[What to do]:
Give the data a second time, exactly and in full.

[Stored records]
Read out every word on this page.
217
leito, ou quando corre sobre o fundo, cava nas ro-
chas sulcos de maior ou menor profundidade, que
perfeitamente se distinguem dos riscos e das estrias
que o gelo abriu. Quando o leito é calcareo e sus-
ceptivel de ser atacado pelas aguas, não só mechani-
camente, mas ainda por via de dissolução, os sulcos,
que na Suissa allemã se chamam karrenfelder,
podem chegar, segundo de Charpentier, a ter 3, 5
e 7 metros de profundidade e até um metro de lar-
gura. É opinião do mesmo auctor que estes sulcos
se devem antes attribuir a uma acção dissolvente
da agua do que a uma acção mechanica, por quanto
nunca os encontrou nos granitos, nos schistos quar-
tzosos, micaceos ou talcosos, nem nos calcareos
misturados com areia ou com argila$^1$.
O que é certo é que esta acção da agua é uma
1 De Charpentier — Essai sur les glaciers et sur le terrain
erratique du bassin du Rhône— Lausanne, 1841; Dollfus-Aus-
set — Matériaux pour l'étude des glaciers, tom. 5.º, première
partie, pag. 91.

[Solution to this task]:
Read out every word on this page.
217
leito, ou quando corre sobre o fundo, cava nas ro-
chas sulcos de maior ou menor profundidade, que
perfeitamente se distinguem dos riscos e das estrias
que o gelo abriu. Quando o leito é calcareo e sus-
ceptivel de ser atacado pelas aguas, não só mechani-
camente, mas ainda por via de dissolução, os sulcos,
que na Suissa allemã se chamam karrenfelder,
podem chegar, segundo de Charpentier, a ter 3, 5
e 7 metros de profundidade e até um metro de lar-
gura. É opinião do mesmo auctor que estes sulcos
se devem antes attribuir a uma acção dissolvente
da agua do que a uma acção mechanica, por quanto
nunca os encontrou nos granitos, nos schistos quar-
tzosos, micaceos ou talcosos, nem nos calcareos
misturados com areia ou com argila$^1$.
O que é certo é que esta acção da agua é uma
1 De Charpentier — Essai sur les glaciers et sur le terrain
erratique du bassin du Rhône— Lausanne, 1841; Dollfus-Aus-
set — Matériaux pour l'étude des glaciers, tom. 5.º, première
partie, pag. 91.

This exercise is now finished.